## Your goal
Every line in the material below that includes "said" should be copied.
---------------
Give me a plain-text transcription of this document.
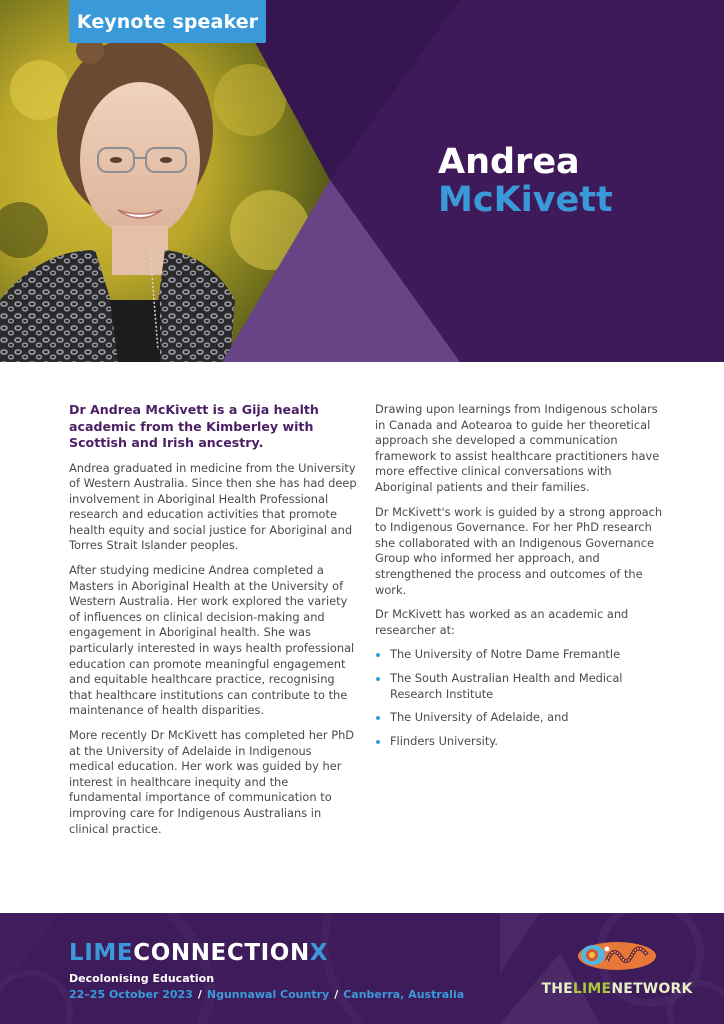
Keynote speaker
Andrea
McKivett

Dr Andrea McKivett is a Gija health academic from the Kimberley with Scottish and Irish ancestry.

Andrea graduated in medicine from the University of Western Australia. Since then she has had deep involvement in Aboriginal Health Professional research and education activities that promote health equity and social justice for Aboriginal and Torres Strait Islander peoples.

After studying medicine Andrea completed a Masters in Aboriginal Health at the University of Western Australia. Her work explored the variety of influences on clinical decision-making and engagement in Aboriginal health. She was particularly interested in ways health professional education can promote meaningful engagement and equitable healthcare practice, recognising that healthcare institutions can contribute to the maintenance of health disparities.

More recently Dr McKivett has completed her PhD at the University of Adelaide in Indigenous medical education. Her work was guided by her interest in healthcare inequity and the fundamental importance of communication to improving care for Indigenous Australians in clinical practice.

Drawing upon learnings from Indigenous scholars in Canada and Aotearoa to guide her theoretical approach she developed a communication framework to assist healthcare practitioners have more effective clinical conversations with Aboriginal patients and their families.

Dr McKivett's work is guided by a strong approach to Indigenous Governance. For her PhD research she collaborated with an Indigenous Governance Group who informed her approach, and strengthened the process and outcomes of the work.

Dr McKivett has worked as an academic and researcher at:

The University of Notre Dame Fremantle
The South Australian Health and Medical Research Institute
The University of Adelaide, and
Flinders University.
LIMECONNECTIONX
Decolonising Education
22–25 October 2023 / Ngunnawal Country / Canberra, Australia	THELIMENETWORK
---------------
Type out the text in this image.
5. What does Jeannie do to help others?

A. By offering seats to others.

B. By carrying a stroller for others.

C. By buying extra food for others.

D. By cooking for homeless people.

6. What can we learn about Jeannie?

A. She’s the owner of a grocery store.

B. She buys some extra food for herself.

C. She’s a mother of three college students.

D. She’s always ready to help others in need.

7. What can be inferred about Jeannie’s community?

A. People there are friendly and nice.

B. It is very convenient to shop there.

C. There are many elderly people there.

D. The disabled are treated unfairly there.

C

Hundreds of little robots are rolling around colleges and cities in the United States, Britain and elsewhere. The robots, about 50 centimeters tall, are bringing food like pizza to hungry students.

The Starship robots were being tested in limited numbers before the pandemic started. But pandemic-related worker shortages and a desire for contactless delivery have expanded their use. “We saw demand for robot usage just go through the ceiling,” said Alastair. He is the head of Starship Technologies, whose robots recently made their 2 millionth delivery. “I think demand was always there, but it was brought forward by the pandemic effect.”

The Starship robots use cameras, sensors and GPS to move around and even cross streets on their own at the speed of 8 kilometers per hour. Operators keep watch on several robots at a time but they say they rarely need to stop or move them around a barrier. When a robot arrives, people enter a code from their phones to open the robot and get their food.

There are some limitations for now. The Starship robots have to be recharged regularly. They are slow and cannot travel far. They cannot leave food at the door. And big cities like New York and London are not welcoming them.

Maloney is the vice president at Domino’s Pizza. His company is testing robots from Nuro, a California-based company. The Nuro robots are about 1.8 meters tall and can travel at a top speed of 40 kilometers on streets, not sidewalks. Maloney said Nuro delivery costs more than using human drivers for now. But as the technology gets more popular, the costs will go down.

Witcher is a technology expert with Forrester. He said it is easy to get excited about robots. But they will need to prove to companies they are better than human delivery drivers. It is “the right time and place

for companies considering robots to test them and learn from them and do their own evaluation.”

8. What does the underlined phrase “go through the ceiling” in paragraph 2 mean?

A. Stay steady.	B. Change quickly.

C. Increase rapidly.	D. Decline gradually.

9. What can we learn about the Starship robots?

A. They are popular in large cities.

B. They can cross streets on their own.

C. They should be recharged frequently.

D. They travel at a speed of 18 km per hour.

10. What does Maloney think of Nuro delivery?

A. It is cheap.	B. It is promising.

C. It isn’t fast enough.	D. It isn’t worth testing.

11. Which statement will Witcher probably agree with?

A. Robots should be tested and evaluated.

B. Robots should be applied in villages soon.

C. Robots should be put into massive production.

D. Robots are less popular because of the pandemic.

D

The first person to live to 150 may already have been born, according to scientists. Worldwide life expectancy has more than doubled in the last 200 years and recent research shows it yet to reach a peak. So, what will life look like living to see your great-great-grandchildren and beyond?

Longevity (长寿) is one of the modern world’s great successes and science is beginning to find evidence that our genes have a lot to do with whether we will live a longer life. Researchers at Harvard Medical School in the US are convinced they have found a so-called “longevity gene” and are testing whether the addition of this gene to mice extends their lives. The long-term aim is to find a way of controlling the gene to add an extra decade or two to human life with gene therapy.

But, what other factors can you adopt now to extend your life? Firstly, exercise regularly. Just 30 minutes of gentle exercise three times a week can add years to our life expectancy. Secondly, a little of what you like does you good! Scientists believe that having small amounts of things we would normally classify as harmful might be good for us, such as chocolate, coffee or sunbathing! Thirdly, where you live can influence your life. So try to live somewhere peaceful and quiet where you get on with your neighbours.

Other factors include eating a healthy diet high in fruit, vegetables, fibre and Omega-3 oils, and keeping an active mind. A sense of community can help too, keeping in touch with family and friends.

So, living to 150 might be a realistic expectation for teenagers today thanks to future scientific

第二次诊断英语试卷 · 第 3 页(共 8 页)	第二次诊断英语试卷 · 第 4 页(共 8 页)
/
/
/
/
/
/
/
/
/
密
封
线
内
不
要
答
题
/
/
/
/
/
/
---------------
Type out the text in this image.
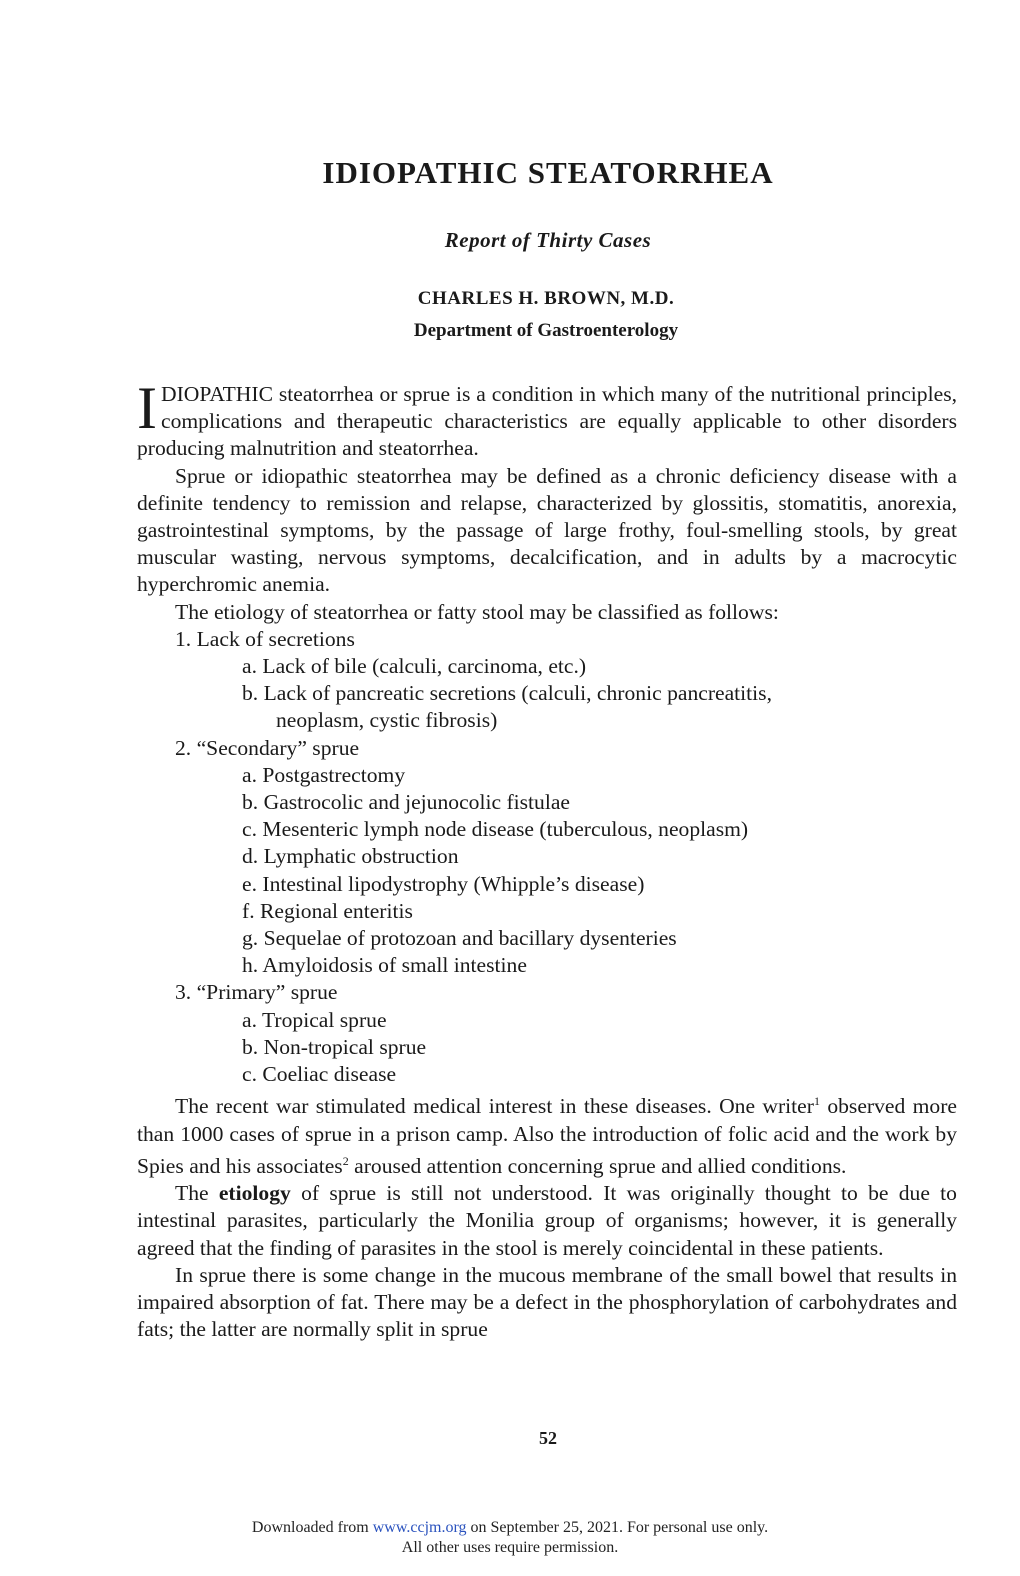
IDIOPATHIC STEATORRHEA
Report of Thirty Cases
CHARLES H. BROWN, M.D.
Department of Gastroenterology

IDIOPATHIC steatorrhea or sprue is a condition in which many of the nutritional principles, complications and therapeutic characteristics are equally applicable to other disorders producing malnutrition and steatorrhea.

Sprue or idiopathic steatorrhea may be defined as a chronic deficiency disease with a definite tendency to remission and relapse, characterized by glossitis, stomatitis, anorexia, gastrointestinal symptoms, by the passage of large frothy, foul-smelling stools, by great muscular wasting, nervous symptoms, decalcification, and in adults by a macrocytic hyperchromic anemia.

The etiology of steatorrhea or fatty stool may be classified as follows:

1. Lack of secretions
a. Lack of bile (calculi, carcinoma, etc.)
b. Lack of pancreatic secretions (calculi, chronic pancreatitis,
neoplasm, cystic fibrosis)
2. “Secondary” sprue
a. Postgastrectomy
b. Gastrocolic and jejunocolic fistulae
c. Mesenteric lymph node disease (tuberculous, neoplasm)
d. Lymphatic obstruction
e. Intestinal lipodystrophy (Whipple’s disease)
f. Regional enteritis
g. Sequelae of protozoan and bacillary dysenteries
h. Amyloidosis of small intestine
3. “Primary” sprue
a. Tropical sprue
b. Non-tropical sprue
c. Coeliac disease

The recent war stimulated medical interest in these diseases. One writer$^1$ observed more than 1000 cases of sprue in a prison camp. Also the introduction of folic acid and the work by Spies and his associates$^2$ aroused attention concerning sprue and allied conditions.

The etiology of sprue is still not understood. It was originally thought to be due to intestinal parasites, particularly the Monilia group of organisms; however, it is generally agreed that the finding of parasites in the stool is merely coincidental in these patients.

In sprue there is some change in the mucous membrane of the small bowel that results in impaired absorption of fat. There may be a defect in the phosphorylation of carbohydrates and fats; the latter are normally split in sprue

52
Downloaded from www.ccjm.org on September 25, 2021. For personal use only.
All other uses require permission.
---------------
## Exercise answer
The Starship robots were being tested in limited numbers before the pandemic started. But pandemic-related worker shortages and a desire for contactless delivery have expanded their use. “We saw demand for robot usage just go through the ceiling,” said Alastair. He is the head of Starship Technologies, whose robots recently made their 2 millionth delivery. “I think demand was always there, but it was brought forward by the pandemic effect.”
Maloney is the vice president at Domino’s Pizza. His company is testing robots from Nuro, a California-based company. The Nuro robots are about 1.8 meters tall and can travel at a top speed of 40 kilometers on streets, not sidewalks. Maloney said Nuro delivery costs more than using human drivers for now. But as the technology gets more popular, the costs will go down.
Witcher is a technology expert with Forrester. He said it is easy to get excited about robots. But they will need to prove to companies they are better than human delivery drivers. It is “the right time and place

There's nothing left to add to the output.